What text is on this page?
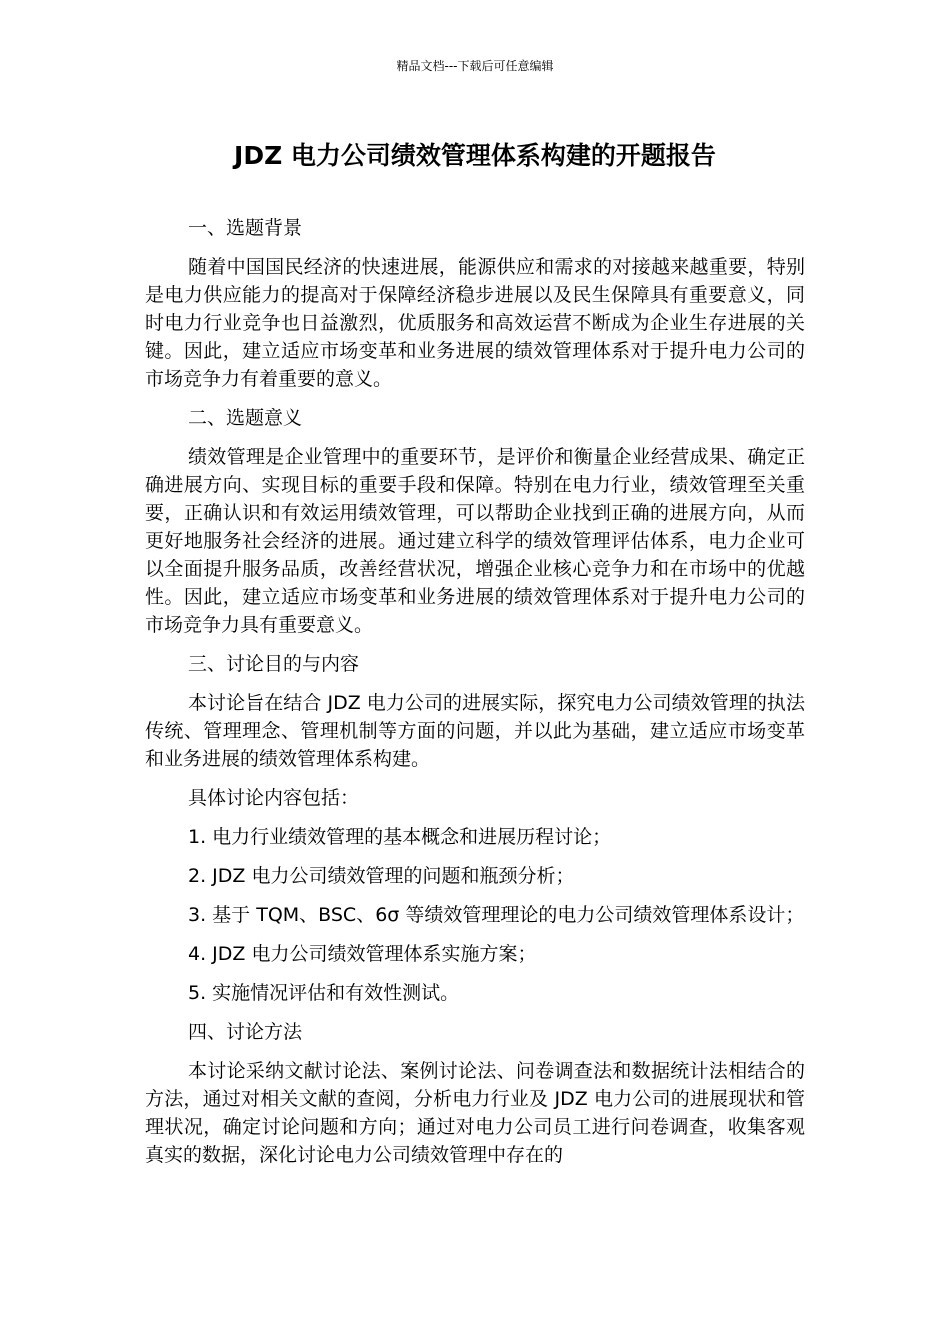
精品文档---下载后可任意编辑
JDZ 电力公司绩效管理体系构建的开题报告

一、选题背景

随着中国国民经济的快速进展，能源供应和需求的对接越来越重要，特别是电力供应能力的提高对于保障经济稳步进展以及民生保障具有重要意义，同时电力行业竞争也日益激烈，优质服务和高效运营不断成为企业生存进展的关键。因此，建立适应市场变革和业务进展的绩效管理体系对于提升电力公司的市场竞争力有着重要的意义。

二、选题意义

绩效管理是企业管理中的重要环节，是评价和衡量企业经营成果、确定正确进展方向、实现目标的重要手段和保障。特别在电力行业，绩效管理至关重要，正确认识和有效运用绩效管理，可以帮助企业找到正确的进展方向，从而更好地服务社会经济的进展。通过建立科学的绩效管理评估体系，电力企业可以全面提升服务品质，改善经营状况，增强企业核心竞争力和在市场中的优越性。因此，建立适应市场变革和业务进展的绩效管理体系对于提升电力公司的市场竞争力具有重要意义。

三、讨论目的与内容

本讨论旨在结合 JDZ 电力公司的进展实际，探究电力公司绩效管理的执法传统、管理理念、管理机制等方面的问题，并以此为基础，建立适应市场变革和业务进展的绩效管理体系构建。

具体讨论内容包括：

1. 电力行业绩效管理的基本概念和进展历程讨论；

2. JDZ 电力公司绩效管理的问题和瓶颈分析；

3. 基于 TQM、BSC、6σ 等绩效管理理论的电力公司绩效管理体系设计；

4. JDZ 电力公司绩效管理体系实施方案；

5. 实施情况评估和有效性测试。

四、讨论方法

本讨论采纳文献讨论法、案例讨论法、问卷调查法和数据统计法相结合的方法，通过对相关文献的查阅，分析电力行业及 JDZ 电力公司的进展现状和管理状况，确定讨论问题和方向；通过对电力公司员工进行问卷调查，收集客观真实的数据，深化讨论电力公司绩效管理中存在的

[What you have to do]
Write out all the entries again, word for word, and print no images.

[Worked answer]
What text is on this page?
精品文档---下载后可任意编辑
JDZ 电力公司绩效管理体系构建的开题报告

一、选题背景

随着中国国民经济的快速进展，能源供应和需求的对接越来越重要，特别是电力供应能力的提高对于保障经济稳步进展以及民生保障具有重要意义，同时电力行业竞争也日益激烈，优质服务和高效运营不断成为企业生存进展的关键。因此，建立适应市场变革和业务进展的绩效管理体系对于提升电力公司的市场竞争力有着重要的意义。

二、选题意义

绩效管理是企业管理中的重要环节，是评价和衡量企业经营成果、确定正确进展方向、实现目标的重要手段和保障。特别在电力行业，绩效管理至关重要，正确认识和有效运用绩效管理，可以帮助企业找到正确的进展方向，从而更好地服务社会经济的进展。通过建立科学的绩效管理评估体系，电力企业可以全面提升服务品质，改善经营状况，增强企业核心竞争力和在市场中的优越性。因此，建立适应市场变革和业务进展的绩效管理体系对于提升电力公司的市场竞争力具有重要意义。

三、讨论目的与内容

本讨论旨在结合 JDZ 电力公司的进展实际，探究电力公司绩效管理的执法传统、管理理念、管理机制等方面的问题，并以此为基础，建立适应市场变革和业务进展的绩效管理体系构建。

具体讨论内容包括：

1. 电力行业绩效管理的基本概念和进展历程讨论；

2. JDZ 电力公司绩效管理的问题和瓶颈分析；

3. 基于 TQM、BSC、6σ 等绩效管理理论的电力公司绩效管理体系设计；

4. JDZ 电力公司绩效管理体系实施方案；

5. 实施情况评估和有效性测试。

四、讨论方法

本讨论采纳文献讨论法、案例讨论法、问卷调查法和数据统计法相结合的方法，通过对相关文献的查阅，分析电力行业及 JDZ 电力公司的进展现状和管理状况，确定讨论问题和方向；通过对电力公司员工进行问卷调查，收集客观真实的数据，深化讨论电力公司绩效管理中存在的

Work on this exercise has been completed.